(Source data)
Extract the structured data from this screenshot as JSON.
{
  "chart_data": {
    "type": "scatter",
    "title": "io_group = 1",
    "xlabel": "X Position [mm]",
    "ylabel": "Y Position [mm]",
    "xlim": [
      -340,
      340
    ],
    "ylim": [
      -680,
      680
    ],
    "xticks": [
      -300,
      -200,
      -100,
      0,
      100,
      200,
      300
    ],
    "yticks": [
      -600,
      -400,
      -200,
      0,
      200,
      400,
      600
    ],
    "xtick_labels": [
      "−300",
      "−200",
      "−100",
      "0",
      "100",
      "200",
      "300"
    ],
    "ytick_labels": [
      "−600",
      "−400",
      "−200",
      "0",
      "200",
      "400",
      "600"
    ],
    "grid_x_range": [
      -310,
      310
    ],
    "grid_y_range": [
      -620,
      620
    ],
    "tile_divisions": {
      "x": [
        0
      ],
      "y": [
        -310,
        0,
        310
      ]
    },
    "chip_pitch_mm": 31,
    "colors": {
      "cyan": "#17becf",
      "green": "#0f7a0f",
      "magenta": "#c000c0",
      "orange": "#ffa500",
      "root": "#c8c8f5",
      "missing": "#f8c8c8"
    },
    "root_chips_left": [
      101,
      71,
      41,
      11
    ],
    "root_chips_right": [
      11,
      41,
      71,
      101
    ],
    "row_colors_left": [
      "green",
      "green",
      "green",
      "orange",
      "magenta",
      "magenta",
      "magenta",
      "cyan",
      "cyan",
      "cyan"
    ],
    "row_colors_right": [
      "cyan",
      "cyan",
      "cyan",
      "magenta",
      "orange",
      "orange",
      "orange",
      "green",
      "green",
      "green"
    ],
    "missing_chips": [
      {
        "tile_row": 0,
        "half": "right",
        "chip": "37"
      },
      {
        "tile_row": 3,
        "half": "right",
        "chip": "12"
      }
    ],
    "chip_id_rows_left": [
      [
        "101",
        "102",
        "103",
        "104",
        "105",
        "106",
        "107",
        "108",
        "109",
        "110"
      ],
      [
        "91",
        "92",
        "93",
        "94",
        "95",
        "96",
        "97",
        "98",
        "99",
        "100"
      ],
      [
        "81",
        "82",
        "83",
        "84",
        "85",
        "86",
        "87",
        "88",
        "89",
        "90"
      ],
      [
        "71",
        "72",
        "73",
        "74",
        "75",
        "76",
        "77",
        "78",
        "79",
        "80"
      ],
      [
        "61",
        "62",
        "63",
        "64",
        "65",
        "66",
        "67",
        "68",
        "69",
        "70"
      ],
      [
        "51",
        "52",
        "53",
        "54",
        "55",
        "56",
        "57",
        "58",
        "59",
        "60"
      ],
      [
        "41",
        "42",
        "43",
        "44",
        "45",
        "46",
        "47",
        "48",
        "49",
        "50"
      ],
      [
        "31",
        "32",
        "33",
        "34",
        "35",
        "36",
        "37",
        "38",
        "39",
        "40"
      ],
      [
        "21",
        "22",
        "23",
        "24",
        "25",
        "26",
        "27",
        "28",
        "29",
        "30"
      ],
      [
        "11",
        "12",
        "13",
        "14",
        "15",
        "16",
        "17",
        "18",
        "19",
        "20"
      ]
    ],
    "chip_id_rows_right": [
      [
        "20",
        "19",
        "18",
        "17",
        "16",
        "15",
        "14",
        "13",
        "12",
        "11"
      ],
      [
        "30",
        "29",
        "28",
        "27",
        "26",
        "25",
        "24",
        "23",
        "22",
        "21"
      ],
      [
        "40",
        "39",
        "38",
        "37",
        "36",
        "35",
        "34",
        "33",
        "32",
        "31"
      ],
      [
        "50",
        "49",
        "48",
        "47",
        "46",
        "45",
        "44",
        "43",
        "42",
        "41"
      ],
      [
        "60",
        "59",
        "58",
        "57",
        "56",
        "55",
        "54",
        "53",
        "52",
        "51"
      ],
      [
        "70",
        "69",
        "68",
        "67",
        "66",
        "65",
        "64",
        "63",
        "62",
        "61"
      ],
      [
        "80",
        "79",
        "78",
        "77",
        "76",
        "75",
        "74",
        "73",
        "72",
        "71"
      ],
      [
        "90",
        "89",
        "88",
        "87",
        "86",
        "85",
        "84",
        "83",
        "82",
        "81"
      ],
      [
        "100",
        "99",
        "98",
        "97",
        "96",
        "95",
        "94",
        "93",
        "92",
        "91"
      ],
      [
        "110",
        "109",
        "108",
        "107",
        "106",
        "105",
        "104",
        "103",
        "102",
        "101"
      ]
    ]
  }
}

» REQUIRED TASK
Could you reproduce every record above exactly as it appears?

» WRITTEN ANSWER
Extract the structured data from this screenshot as JSON.
{
  "chart_data": {
    "type": "scatter",
    "title": "io_group = 1",
    "xlabel": "X Position [mm]",
    "ylabel": "Y Position [mm]",
    "xlim": [
      -340,
      340
    ],
    "ylim": [
      -680,
      680
    ],
    "xticks": [
      -300,
      -200,
      -100,
      0,
      100,
      200,
      300
    ],
    "yticks": [
      -600,
      -400,
      -200,
      0,
      200,
      400,
      600
    ],
    "xtick_labels": [
      "−300",
      "−200",
      "−100",
      "0",
      "100",
      "200",
      "300"
    ],
    "ytick_labels": [
      "−600",
      "−400",
      "−200",
      "0",
      "200",
      "400",
      "600"
    ],
    "grid_x_range": [
      -310,
      310
    ],
    "grid_y_range": [
      -620,
      620
    ],
    "tile_divisions": {
      "x": [
        0
      ],
      "y": [
        -310,
        0,
        310
      ]
    },
    "chip_pitch_mm": 31,
    "colors": {
      "cyan": "#17becf",
      "green": "#0f7a0f",
      "magenta": "#c000c0",
      "orange": "#ffa500",
      "root": "#c8c8f5",
      "missing": "#f8c8c8"
    },
    "root_chips_left": [
      101,
      71,
      41,
      11
    ],
    "root_chips_right": [
      11,
      41,
      71,
      101
    ],
    "row_colors_left": [
      "green",
      "green",
      "green",
      "orange",
      "magenta",
      "magenta",
      "magenta",
      "cyan",
      "cyan",
      "cyan"
    ],
    "row_colors_right": [
      "cyan",
      "cyan",
      "cyan",
      "magenta",
      "orange",
      "orange",
      "orange",
      "green",
      "green",
      "green"
    ],
    "missing_chips": [
      {
        "tile_row": 0,
        "half": "right",
        "chip": "37"
      },
      {
        "tile_row": 3,
        "half": "right",
        "chip": "12"
      }
    ],
    "chip_id_rows_left": [
      [
        "101",
        "102",
        "103",
        "104",
        "105",
        "106",
        "107",
        "108",
        "109",
        "110"
      ],
      [
        "91",
        "92",
        "93",
        "94",
        "95",
        "96",
        "97",
        "98",
        "99",
        "100"
      ],
      [
        "81",
        "82",
        "83",
        "84",
        "85",
        "86",
        "87",
        "88",
        "89",
        "90"
      ],
      [
        "71",
        "72",
        "73",
        "74",
        "75",
        "76",
        "77",
        "78",
        "79",
        "80"
      ],
      [
        "61",
        "62",
        "63",
        "64",
        "65",
        "66",
        "67",
        "68",
        "69",
        "70"
      ],
      [
        "51",
        "52",
        "53",
        "54",
        "55",
        "56",
        "57",
        "58",
        "59",
        "60"
      ],
      [
        "41",
        "42",
        "43",
        "44",
        "45",
        "46",
        "47",
        "48",
        "49",
        "50"
      ],
      [
        "31",
        "32",
        "33",
        "34",
        "35",
        "36",
        "37",
        "38",
        "39",
        "40"
      ],
      [
        "21",
        "22",
        "23",
        "24",
        "25",
        "26",
        "27",
        "28",
        "29",
        "30"
      ],
      [
        "11",
        "12",
        "13",
        "14",
        "15",
        "16",
        "17",
        "18",
        "19",
        "20"
      ]
    ],
    "chip_id_rows_right": [
      [
        "20",
        "19",
        "18",
        "17",
        "16",
        "15",
        "14",
        "13",
        "12",
        "11"
      ],
      [
        "30",
        "29",
        "28",
        "27",
        "26",
        "25",
        "24",
        "23",
        "22",
        "21"
      ],
      [
        "40",
        "39",
        "38",
        "37",
        "36",
        "35",
        "34",
        "33",
        "32",
        "31"
      ],
      [
        "50",
        "49",
        "48",
        "47",
        "46",
        "45",
        "44",
        "43",
        "42",
        "41"
      ],
      [
        "60",
        "59",
        "58",
        "57",
        "56",
        "55",
        "54",
        "53",
        "52",
        "51"
      ],
      [
        "70",
        "69",
        "68",
        "67",
        "66",
        "65",
        "64",
        "63",
        "62",
        "61"
      ],
      [
        "80",
        "79",
        "78",
        "77",
        "76",
        "75",
        "74",
        "73",
        "72",
        "71"
      ],
      [
        "90",
        "89",
        "88",
        "87",
        "86",
        "85",
        "84",
        "83",
        "82",
        "81"
      ],
      [
        "100",
        "99",
        "98",
        "97",
        "96",
        "95",
        "94",
        "93",
        "92",
        "91"
      ],
      [
        "110",
        "109",
        "108",
        "107",
        "106",
        "105",
        "104",
        "103",
        "102",
        "101"
      ]
    ]
  }
}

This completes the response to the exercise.